━━ Texte source ━━
La divinisation de l'humanité se fera dans l'attente de Dieu. Mais non pas une attente passive, non ! Une attente active, ardente dans le désir de Sa venue. L'attente d'une femme avide de son époux, mais qui ne domine pas sur lui, elle ne va pas au devant de lui et de ce qu'il peut lui apporter, elle attend qu'il vienne et qu’il donne. Et cela, c'est bien la pénitence que Dieu donne à Ève pour le salut de l'humanité, alors qu'elle a succombé au péché, dominée par ses passions. Ta convoitise te poussera vers ton mari et lui dominera sur toi. Gen. III, 16. C'est la voie de la METANOÏA de l'humanité non par la femme, mais par la féminisation.
━━━
__Travail demandé__:
(a) D'après le texte source, par quelle voie se fait la METANOÏA de l'humanité ?
(b) Recopiez à l'identique les lignes de la section des données, depuis celle qui contient « Text: Price paid » jusqu'à la fin de cette section, les deux bornes comprises. Omettez les images dans votre réponse.
━━ Section des données ━━
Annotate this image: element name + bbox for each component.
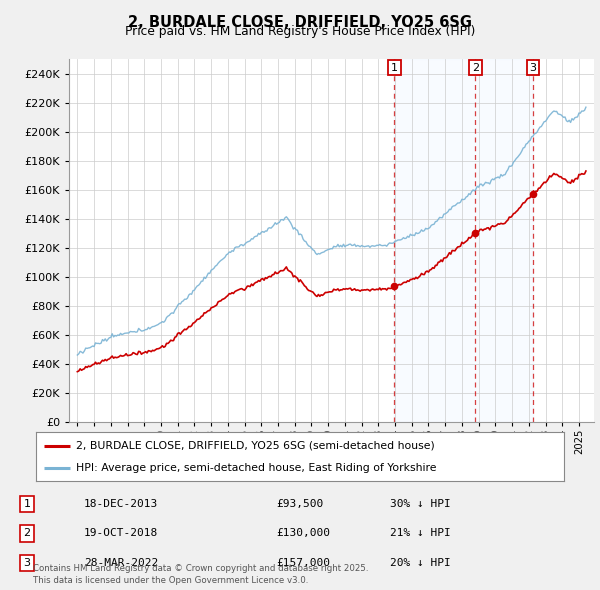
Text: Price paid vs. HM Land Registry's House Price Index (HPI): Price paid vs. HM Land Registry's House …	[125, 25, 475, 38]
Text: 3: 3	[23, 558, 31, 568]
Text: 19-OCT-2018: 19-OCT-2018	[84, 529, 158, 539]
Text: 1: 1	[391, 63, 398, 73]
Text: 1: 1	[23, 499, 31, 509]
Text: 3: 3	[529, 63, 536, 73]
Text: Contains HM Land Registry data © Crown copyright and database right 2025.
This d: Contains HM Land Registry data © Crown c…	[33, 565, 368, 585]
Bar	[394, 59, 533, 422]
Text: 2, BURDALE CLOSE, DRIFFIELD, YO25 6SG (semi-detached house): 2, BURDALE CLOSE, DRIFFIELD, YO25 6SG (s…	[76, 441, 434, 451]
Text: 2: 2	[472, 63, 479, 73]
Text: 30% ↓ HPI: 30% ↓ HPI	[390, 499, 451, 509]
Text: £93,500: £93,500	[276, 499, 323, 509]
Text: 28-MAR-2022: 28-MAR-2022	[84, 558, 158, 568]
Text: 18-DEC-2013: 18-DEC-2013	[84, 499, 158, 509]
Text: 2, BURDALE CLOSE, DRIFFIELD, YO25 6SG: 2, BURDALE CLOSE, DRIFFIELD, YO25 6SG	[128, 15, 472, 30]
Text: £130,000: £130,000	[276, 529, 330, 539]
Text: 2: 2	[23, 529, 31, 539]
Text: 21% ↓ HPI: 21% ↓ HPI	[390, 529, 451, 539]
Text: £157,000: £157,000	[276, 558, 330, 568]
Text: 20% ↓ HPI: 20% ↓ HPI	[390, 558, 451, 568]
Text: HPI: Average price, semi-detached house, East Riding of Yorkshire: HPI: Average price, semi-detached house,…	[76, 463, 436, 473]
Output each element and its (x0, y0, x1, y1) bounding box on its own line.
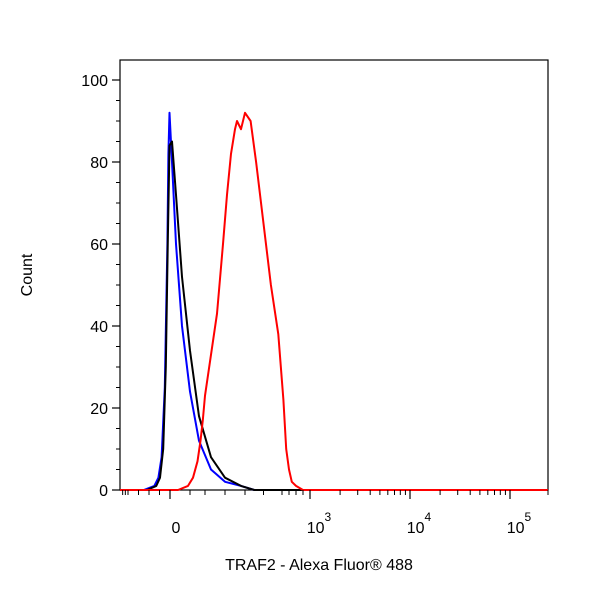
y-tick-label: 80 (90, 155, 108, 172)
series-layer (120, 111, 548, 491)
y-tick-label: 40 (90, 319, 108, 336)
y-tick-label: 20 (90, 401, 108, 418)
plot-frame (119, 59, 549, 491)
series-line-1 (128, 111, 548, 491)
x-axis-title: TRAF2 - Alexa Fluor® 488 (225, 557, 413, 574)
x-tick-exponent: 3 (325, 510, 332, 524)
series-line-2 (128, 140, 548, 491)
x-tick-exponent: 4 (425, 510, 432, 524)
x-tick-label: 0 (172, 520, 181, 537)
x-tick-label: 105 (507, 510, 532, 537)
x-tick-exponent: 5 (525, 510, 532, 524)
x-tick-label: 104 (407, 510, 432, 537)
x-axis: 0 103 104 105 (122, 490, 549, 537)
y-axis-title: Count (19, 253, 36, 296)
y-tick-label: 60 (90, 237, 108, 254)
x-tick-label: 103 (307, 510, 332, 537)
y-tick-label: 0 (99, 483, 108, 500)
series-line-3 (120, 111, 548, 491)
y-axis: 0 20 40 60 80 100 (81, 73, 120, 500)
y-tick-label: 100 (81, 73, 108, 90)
━━━
__Réponses attendues__:
(a) Elle se fait non par la femme, mais par la féminisation.

(b)
Text: Price paid vs. HM Land Registry's House Price Index (HPI): Price paid vs. HM Land Registry's House …	[125, 25, 475, 38]
Text: 3: 3	[23, 558, 31, 568]
Text: 19-OCT-2018: 19-OCT-2018	[84, 529, 158, 539]
Text: 1: 1	[391, 63, 398, 73]
Text: 1: 1	[23, 499, 31, 509]
Text: 3: 3	[529, 63, 536, 73]
Text: Contains HM Land Registry data © Crown copyright and database right 2025.
This d: Contains HM Land Registry data © Crown c…	[33, 565, 368, 585]
Bar	[394, 59, 533, 422]
Text: 2, BURDALE CLOSE, DRIFFIELD, YO25 6SG (semi-detached house): 2, BURDALE CLOSE, DRIFFIELD, YO25 6SG (s…	[76, 441, 434, 451]
Text: 2: 2	[472, 63, 479, 73]
Text: 30% ↓ HPI: 30% ↓ HPI	[390, 499, 451, 509]
Text: £93,500: £93,500	[276, 499, 323, 509]
Text: 28-MAR-2022: 28-MAR-2022	[84, 558, 158, 568]
Text: 18-DEC-2013: 18-DEC-2013	[84, 499, 158, 509]
Text: 2, BURDALE CLOSE, DRIFFIELD, YO25 6SG: 2, BURDALE CLOSE, DRIFFIELD, YO25 6SG	[128, 15, 472, 30]
Text: £130,000: £130,000	[276, 529, 330, 539]
Text: 2: 2	[23, 529, 31, 539]
Text: 21% ↓ HPI: 21% ↓ HPI	[390, 529, 451, 539]
Text: £157,000: £157,000	[276, 558, 330, 568]
Text: 20% ↓ HPI: 20% ↓ HPI	[390, 558, 451, 568]
Text: HPI: Average price, semi-detached house, East Riding of Yorkshire: HPI: Average price, semi-detached house,…	[76, 463, 436, 473]
Output each element and its (x0, y0, x1, y1) bounding box on its own line.
y-tick-label: 80 (90, 155, 108, 172)
series-layer (120, 111, 548, 491)
y-tick-label: 40 (90, 319, 108, 336)
y-tick-label: 20 (90, 401, 108, 418)
plot-frame (119, 59, 549, 491)
series-line-1 (128, 111, 548, 491)
x-axis-title: TRAF2 - Alexa Fluor® 488 (225, 557, 413, 574)
x-tick-exponent: 3 (325, 510, 332, 524)
series-line-2 (128, 140, 548, 491)
x-tick-exponent: 4 (425, 510, 432, 524)
x-tick-label: 0 (172, 520, 181, 537)
x-tick-label: 105 (507, 510, 532, 537)
x-tick-exponent: 5 (525, 510, 532, 524)
x-tick-label: 104 (407, 510, 432, 537)
x-axis: 0 103 104 105 (122, 490, 549, 537)
y-axis-title: Count (19, 253, 36, 296)
y-tick-label: 60 (90, 237, 108, 254)
x-tick-label: 103 (307, 510, 332, 537)
y-tick-label: 0 (99, 483, 108, 500)
series-line-3 (120, 111, 548, 491)
y-axis: 0 20 40 60 80 100 (81, 73, 120, 500)
y-tick-label: 100 (81, 73, 108, 90)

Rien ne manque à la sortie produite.